## Task inputs:
------------------------------------

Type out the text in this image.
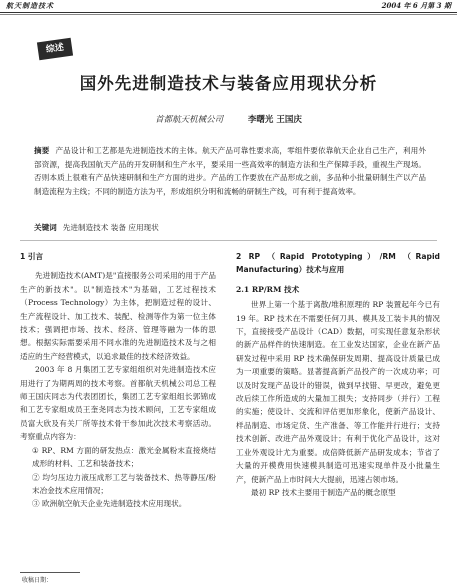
航天制造技术	2004 年 6 月第 3 期
综述
国外先进制造技术与装备应用现状分析
首都航天机械公司	李曙光 王国庆
摘要 产品设计和工艺都是先进制造技术的主体。航天产品可靠性要求高，零组件要依靠航天企业自己生产，利用外部资源，提高我国航天产品的开发研制和生产水平，要采用一些高效率的制造方法和生产保障手段，重视生产现场。否则本质上很难有产品快速研制和生产方面的进步。产品的工作要放在产品形成之前，多品种小批量研制生产以产品制造流程为主线；不同的制造方法为平，形成组织分明和流畅的研制生产线，可有利于提高效率。
关键词 先进制造技术 装备 应用现状
1 引言

先进制造技术(AMT)是"直接服务公司采用的用于产品生产的新技术"。以"制造技术"为基础，工艺过程技术（Process Technology）为主体，把制造过程的设计、生产流程设计、加工技术、装配、检测等作为第一位主体技术；强调把市场、技术、经济、管理等融为一体的思想。根据实际需要采用不同水准的先进制造技术及与之相适应的生产经营模式，以追求最佳的技术经济效益。

2003 年 8 月集团工艺专家组组织对先进制造技术应用进行了为期两周的技术考察。首都航天机械公司总工程师王国庆同志为代表团团长，集团工艺专家组组长郭锦成和工艺专家组成员王奎尧同志为技术顾问，工艺专家组成员富大欣及有关厂所等技术骨干参加此次技术考察活动。考察重点内容为：

① RP、RM 方面的研发热点：激光金属粉末直接烧结成形的材料、工艺和装备技术；

② 均匀压边力液压成形工艺与装备技术、热等静压/粉末冶金技术应用情况；

③ 欧洲航空航天企业先进制造技术应用现状。

2 RP （Rapid Prototyping）/RM （Rapid Manufacturing）技术与应用
2.1 RP/RM 技术

世界上第一个基于离散/堆积原理的 RP 装置起年今已有 19 年。RP 技术在不需要任何刀具、模具及工装卡具的情况下，直接接受产品设计（CAD）数据，可实现任意复杂形状的新产品样件的快速制造。在工业发达国家，企业在新产品研发过程中采用 RP 技术确保研发周期、提高设计质量已成为一项重要的策略。显著提高新产品投产的一次成功率；可以及时发现产品设计的错误，做到早找错、早更改，避免更改后续工作所造成的大量加工损失；支持同步（并行）工程的实施；使设计、交流和评估更加形象化，使新产品设计、样品制造、市场定货、生产准备、等工作能并行进行；支持技术创新、改进产品外观设计；有利于优化产品设计，这对工业外观设计尤为重要。成倍降低新产品研发成本；节省了大量的开模费用快速模具制造可迅速实现单件及小批量生产，使新产品上市时间大大提前，迅速占领市场。

最初 RP 技术主要用于制造产品的概念原型

收稿日期：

------------------------------------

## Written instruction:
Reproduce the full listing faithfully, but do not carry over any pictures.

## Output for this task:
Type out the text in this image.
航天制造技术	2004 年 6 月第 3 期
综述
国外先进制造技术与装备应用现状分析
首都航天机械公司	李曙光 王国庆
摘要 产品设计和工艺都是先进制造技术的主体。航天产品可靠性要求高，零组件要依靠航天企业自己生产，利用外部资源，提高我国航天产品的开发研制和生产水平，要采用一些高效率的制造方法和生产保障手段，重视生产现场。否则本质上很难有产品快速研制和生产方面的进步。产品的工作要放在产品形成之前，多品种小批量研制生产以产品制造流程为主线；不同的制造方法为平，形成组织分明和流畅的研制生产线，可有利于提高效率。
关键词 先进制造技术 装备 应用现状
1 引言

先进制造技术(AMT)是"直接服务公司采用的用于产品生产的新技术"。以"制造技术"为基础，工艺过程技术（Process Technology）为主体，把制造过程的设计、生产流程设计、加工技术、装配、检测等作为第一位主体技术；强调把市场、技术、经济、管理等融为一体的思想。根据实际需要采用不同水准的先进制造技术及与之相适应的生产经营模式，以追求最佳的技术经济效益。

2003 年 8 月集团工艺专家组组织对先进制造技术应用进行了为期两周的技术考察。首都航天机械公司总工程师王国庆同志为代表团团长，集团工艺专家组组长郭锦成和工艺专家组成员王奎尧同志为技术顾问，工艺专家组成员富大欣及有关厂所等技术骨干参加此次技术考察活动。考察重点内容为：

① RP、RM 方面的研发热点：激光金属粉末直接烧结成形的材料、工艺和装备技术；

② 均匀压边力液压成形工艺与装备技术、热等静压/粉末冶金技术应用情况；

③ 欧洲航空航天企业先进制造技术应用现状。

2 RP （Rapid Prototyping）/RM （Rapid Manufacturing）技术与应用
2.1 RP/RM 技术

世界上第一个基于离散/堆积原理的 RP 装置起年今已有 19 年。RP 技术在不需要任何刀具、模具及工装卡具的情况下，直接接受产品设计（CAD）数据，可实现任意复杂形状的新产品样件的快速制造。在工业发达国家，企业在新产品研发过程中采用 RP 技术确保研发周期、提高设计质量已成为一项重要的策略。显著提高新产品投产的一次成功率；可以及时发现产品设计的错误，做到早找错、早更改，避免更改后续工作所造成的大量加工损失；支持同步（并行）工程的实施；使设计、交流和评估更加形象化，使新产品设计、样品制造、市场定货、生产准备、等工作能并行进行；支持技术创新、改进产品外观设计；有利于优化产品设计，这对工业外观设计尤为重要。成倍降低新产品研发成本；节省了大量的开模费用快速模具制造可迅速实现单件及小批量生产，使新产品上市时间大大提前，迅速占领市场。

最初 RP 技术主要用于制造产品的概念原型

收稿日期：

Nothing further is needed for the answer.